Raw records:

>>>>>

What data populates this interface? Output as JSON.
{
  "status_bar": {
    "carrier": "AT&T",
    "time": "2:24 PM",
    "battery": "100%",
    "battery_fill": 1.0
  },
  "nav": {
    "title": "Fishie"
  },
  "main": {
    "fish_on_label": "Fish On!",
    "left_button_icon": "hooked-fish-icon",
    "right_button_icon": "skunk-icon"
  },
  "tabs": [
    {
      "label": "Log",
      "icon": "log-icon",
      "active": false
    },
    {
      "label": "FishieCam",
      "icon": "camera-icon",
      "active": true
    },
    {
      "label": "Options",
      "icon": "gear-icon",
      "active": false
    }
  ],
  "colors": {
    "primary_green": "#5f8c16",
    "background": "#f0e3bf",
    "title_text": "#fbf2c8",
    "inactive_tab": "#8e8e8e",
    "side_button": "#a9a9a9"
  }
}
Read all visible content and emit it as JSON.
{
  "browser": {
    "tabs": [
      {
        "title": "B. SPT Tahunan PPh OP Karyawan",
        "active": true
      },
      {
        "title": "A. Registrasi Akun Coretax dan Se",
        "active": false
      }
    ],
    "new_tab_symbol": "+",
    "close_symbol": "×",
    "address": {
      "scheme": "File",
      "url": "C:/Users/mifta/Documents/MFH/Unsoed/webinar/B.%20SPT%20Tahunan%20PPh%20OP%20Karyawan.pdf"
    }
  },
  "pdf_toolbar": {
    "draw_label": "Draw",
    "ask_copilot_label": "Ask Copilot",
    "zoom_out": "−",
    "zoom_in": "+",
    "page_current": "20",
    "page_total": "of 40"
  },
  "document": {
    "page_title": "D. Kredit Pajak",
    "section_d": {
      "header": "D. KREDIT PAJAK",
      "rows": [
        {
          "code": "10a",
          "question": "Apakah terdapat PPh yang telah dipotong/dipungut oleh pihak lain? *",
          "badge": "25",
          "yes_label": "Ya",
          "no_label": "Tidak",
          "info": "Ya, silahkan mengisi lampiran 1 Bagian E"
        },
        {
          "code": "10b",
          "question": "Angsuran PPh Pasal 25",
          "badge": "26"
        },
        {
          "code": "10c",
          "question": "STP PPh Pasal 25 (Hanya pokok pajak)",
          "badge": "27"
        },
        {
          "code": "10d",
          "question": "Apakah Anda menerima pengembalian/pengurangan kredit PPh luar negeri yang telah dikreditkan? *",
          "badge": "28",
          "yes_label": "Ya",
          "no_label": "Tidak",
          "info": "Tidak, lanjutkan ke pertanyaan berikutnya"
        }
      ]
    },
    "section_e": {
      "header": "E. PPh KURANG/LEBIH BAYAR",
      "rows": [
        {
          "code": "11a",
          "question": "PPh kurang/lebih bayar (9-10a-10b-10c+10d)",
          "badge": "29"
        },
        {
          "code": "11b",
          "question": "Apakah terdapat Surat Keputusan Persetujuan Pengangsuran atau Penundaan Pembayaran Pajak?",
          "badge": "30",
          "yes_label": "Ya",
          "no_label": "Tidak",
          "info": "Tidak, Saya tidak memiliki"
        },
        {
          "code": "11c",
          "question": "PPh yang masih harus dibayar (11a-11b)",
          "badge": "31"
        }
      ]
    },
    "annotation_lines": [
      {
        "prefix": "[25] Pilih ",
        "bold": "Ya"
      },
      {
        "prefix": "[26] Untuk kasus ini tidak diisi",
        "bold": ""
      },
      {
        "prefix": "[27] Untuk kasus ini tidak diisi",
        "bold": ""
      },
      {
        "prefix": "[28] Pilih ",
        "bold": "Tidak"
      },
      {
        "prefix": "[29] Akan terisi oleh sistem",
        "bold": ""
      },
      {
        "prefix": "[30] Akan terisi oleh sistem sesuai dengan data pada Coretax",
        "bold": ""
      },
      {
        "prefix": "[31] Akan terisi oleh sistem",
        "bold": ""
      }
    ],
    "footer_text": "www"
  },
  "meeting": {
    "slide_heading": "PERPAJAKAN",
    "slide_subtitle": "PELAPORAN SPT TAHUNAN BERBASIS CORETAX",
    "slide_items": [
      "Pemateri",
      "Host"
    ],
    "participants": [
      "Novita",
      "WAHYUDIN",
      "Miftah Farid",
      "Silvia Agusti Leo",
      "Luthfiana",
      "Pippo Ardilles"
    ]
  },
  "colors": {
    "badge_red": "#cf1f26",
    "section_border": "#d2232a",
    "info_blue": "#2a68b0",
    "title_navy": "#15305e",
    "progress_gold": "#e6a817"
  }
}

<<<<<

Required work
Return all lines with the word "JSON" in them.

Solution for this problem
What data populates this interface? Output as JSON.
Read all visible content and emit it as JSON.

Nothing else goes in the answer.